What is required: Wherever a line holds the word "name", copy that line out.

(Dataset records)
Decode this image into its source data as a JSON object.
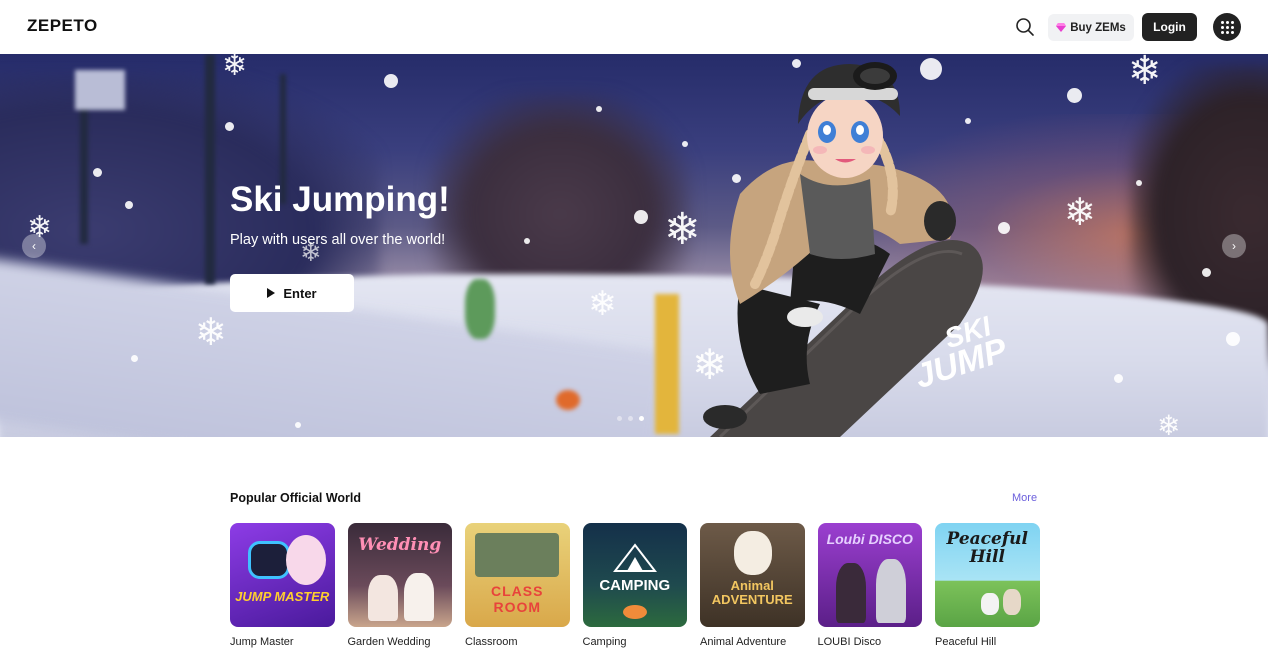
{
  "header": {
    "logo": "ZEPETO",
    "buy_zems_label": "Buy ZEMs",
    "login_label": "Login"
  },
  "hero": {
    "title": "Ski Jumping!",
    "subtitle": "Play with users all over the world!",
    "enter_label": "Enter",
    "logo_line1": "SKI",
    "logo_line2": "JUMP",
    "slides_total": 3,
    "active_slide": 3
  },
  "section": {
    "title": "Popular Official World",
    "more_label": "More",
    "worlds": [
      {
        "name": "Jump Master",
        "thumb_text": "JUMP MASTER",
        "bg": "#7a2fd0",
        "accent": "#ffcf2e"
      },
      {
        "name": "Garden Wedding",
        "thumb_text": "Wedding",
        "bg": "#3b2d3a",
        "accent": "#ff8fb5"
      },
      {
        "name": "Classroom",
        "thumb_text": "CLASS ROOM",
        "bg": "#e8c45a",
        "accent": "#e8433b"
      },
      {
        "name": "Camping",
        "thumb_text": "CAMPING",
        "bg": "#1f3f46",
        "accent": "#ffffff"
      },
      {
        "name": "Animal Adventure",
        "thumb_text": "Animal ADVENTURE",
        "bg": "#5e4a38",
        "accent": "#f2c660"
      },
      {
        "name": "LOUBI Disco",
        "thumb_text": "Loubi DISCO",
        "bg": "#8a2fb8",
        "accent": "#e6d0ff"
      },
      {
        "name": "Peaceful Hill",
        "thumb_text": "Peaceful Hill",
        "bg": "#6ec3e8",
        "accent": "#1a1a1a"
      }
    ]
  },
  "colors": {
    "accent_link": "#6b5fdc",
    "dark_button": "#222222",
    "gem": "#e83fd0"
  },
  "icons": {
    "search": "search-icon",
    "gem": "gem-icon",
    "apps": "grid-menu-icon",
    "play": "play-icon",
    "prev": "chevron-left-icon",
    "next": "chevron-right-icon"
  }
}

Finished answer:
        "name": "Jump Master",
        "name": "Garden Wedding",
        "name": "Classroom",
        "name": "Camping",
        "name": "Animal Adventure",
        "name": "LOUBI Disco",
        "name": "Peaceful Hill",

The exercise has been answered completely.